_Given task:_
Gather the lines that hold the string "Deleted".

■ ■ ■ ■

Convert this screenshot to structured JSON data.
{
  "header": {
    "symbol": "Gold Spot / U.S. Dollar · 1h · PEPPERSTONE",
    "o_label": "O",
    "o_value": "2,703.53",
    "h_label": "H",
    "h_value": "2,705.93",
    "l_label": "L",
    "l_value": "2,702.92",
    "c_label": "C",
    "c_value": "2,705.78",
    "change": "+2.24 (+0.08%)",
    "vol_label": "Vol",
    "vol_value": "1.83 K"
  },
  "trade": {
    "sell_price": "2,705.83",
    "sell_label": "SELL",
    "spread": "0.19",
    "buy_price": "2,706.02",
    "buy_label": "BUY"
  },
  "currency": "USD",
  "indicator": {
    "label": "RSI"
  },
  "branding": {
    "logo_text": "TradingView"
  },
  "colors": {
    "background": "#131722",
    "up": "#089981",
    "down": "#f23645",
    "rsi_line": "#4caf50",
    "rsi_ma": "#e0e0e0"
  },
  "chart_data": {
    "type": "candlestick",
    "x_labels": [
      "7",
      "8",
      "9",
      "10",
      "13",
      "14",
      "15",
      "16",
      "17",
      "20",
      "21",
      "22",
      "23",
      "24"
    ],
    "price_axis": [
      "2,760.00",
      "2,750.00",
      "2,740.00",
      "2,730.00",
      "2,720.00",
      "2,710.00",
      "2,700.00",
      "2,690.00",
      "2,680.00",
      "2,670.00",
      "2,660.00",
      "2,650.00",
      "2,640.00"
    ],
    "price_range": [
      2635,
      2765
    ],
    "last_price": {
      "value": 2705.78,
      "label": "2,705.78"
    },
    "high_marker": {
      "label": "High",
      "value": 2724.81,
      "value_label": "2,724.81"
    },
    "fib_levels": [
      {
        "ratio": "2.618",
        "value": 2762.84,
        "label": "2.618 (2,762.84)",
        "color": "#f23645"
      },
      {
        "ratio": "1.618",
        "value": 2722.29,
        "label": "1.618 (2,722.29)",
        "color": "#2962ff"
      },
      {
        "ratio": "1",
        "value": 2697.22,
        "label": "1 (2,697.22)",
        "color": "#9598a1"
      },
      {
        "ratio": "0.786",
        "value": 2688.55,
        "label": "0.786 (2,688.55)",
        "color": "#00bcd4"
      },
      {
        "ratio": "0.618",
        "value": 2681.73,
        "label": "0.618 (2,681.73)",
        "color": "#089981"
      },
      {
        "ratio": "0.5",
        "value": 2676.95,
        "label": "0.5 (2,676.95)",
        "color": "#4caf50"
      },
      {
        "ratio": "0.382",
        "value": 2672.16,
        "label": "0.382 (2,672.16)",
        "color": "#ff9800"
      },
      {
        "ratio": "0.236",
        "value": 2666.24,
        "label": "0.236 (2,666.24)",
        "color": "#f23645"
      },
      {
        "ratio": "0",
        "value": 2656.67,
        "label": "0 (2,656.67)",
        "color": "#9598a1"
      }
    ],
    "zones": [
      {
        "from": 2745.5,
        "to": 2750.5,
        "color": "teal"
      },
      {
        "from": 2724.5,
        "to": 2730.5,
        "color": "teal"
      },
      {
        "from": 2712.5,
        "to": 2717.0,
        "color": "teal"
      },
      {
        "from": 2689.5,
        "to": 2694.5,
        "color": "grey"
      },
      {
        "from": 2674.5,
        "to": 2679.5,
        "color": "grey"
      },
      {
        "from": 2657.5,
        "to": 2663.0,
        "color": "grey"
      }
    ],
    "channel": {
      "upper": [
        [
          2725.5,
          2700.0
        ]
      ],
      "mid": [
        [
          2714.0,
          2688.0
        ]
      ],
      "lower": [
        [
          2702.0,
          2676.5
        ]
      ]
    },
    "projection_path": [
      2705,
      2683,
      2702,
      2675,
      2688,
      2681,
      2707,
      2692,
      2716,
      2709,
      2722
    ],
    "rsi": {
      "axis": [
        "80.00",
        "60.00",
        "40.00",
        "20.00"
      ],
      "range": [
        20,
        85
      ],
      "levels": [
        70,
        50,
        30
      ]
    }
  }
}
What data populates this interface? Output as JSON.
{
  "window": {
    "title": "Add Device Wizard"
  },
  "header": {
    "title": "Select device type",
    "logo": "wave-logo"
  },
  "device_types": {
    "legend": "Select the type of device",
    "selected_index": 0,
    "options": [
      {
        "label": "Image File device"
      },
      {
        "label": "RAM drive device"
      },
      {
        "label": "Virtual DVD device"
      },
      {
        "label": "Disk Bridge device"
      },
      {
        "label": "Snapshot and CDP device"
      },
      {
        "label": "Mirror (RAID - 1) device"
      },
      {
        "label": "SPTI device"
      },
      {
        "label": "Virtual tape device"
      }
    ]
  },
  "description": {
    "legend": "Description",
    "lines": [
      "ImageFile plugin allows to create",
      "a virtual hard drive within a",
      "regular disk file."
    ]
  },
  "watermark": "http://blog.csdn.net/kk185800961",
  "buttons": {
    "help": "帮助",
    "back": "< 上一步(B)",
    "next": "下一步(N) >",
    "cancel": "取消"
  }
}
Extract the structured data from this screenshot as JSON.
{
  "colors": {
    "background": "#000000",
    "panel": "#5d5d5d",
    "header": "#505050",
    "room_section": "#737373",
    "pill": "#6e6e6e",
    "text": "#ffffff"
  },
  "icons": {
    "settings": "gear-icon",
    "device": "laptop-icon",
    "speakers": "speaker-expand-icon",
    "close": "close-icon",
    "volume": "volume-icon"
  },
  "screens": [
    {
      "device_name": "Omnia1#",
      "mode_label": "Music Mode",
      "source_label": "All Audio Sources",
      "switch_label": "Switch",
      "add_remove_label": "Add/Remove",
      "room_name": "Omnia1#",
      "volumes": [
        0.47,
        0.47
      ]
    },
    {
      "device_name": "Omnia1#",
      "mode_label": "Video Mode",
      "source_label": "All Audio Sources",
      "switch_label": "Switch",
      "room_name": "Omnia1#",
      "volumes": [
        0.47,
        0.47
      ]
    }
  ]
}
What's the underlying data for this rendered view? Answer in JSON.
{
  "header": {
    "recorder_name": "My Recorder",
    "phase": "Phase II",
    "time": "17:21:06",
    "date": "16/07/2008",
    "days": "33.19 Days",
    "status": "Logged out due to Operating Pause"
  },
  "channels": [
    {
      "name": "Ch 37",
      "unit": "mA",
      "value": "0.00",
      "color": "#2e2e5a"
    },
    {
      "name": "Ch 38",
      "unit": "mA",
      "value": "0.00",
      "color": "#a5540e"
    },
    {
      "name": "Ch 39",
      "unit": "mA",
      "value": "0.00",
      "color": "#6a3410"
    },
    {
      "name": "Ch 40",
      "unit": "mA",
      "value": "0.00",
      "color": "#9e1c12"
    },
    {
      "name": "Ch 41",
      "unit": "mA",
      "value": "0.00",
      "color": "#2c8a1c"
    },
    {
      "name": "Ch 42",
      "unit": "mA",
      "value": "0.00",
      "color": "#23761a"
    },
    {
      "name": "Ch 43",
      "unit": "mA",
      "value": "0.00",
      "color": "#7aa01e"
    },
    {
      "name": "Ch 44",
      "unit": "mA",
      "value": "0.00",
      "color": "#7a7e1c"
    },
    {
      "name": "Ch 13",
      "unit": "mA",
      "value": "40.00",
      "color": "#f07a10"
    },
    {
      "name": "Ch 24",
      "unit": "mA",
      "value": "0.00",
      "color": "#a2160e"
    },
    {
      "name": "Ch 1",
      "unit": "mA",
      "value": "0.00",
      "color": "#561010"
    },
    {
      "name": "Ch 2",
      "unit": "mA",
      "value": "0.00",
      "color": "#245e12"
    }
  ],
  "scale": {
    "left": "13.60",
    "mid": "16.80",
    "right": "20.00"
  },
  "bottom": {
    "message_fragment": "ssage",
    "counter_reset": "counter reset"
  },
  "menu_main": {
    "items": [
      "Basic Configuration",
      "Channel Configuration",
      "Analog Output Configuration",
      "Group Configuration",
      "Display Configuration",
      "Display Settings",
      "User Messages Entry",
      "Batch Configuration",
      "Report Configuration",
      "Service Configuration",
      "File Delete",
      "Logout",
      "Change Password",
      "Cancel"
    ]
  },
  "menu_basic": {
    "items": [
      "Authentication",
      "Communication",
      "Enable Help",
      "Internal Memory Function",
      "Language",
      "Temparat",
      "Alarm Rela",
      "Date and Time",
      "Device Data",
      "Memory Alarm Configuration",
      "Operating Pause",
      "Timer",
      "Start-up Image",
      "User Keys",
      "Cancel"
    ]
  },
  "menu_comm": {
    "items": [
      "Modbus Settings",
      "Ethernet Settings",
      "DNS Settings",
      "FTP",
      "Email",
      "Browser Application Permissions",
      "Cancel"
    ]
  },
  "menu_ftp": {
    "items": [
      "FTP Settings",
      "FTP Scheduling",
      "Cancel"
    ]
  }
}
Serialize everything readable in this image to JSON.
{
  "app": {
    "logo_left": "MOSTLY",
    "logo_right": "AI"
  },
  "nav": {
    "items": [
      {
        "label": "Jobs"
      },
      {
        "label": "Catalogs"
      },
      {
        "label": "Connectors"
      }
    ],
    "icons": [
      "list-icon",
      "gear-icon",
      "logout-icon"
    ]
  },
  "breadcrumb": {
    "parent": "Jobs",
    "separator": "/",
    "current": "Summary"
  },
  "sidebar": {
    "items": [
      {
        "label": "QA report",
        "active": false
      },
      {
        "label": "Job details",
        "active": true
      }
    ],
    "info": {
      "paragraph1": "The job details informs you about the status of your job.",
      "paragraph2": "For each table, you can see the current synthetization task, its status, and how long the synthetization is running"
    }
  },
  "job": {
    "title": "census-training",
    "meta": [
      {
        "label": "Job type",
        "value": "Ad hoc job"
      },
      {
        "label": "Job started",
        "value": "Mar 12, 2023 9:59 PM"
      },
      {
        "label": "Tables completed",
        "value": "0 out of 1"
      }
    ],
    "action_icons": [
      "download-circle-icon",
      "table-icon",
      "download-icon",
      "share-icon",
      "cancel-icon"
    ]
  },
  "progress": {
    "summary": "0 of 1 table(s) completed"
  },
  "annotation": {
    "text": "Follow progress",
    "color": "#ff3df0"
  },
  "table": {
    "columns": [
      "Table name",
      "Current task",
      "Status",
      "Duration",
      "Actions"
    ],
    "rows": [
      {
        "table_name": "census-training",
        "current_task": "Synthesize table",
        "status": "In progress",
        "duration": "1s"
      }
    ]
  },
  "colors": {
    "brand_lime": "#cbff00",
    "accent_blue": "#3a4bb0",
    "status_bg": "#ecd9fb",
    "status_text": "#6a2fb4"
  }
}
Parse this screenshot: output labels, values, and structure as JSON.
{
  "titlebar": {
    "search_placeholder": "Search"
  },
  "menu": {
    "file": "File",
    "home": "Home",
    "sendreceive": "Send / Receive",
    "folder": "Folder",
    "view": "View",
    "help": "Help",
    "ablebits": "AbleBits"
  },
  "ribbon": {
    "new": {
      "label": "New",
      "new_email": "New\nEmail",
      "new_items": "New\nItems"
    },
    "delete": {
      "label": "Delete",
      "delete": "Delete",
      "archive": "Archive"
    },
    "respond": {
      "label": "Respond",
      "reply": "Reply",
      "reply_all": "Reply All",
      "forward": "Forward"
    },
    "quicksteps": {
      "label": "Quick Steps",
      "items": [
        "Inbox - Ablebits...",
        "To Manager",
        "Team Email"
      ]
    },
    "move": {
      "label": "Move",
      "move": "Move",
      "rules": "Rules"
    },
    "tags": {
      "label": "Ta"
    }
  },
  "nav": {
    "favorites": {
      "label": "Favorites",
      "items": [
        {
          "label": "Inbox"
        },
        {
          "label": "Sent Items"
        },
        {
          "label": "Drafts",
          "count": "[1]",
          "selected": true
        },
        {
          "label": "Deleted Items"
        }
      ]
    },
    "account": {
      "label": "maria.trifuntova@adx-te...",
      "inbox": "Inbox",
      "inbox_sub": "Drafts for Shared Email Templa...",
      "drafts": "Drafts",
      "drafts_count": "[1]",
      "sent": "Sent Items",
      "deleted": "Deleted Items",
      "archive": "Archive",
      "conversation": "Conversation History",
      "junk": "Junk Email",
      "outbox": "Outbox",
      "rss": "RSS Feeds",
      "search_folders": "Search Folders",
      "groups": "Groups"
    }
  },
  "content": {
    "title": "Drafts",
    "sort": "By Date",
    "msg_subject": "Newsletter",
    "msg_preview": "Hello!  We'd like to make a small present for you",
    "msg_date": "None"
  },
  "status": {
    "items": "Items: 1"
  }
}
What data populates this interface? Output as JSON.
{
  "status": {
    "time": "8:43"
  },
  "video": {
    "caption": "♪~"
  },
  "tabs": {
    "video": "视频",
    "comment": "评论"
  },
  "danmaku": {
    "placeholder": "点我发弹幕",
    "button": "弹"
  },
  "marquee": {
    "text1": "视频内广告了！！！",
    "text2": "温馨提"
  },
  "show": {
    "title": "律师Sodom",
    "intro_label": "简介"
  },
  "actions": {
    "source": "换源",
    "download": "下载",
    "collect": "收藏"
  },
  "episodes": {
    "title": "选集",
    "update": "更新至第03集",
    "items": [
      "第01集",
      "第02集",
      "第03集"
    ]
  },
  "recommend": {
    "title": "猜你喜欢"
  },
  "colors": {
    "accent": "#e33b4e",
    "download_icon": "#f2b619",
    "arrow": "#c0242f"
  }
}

■ ■ ■ ■

_Solution to this exercise:_
          "label": "Deleted Items"
      "deleted": "Deleted Items",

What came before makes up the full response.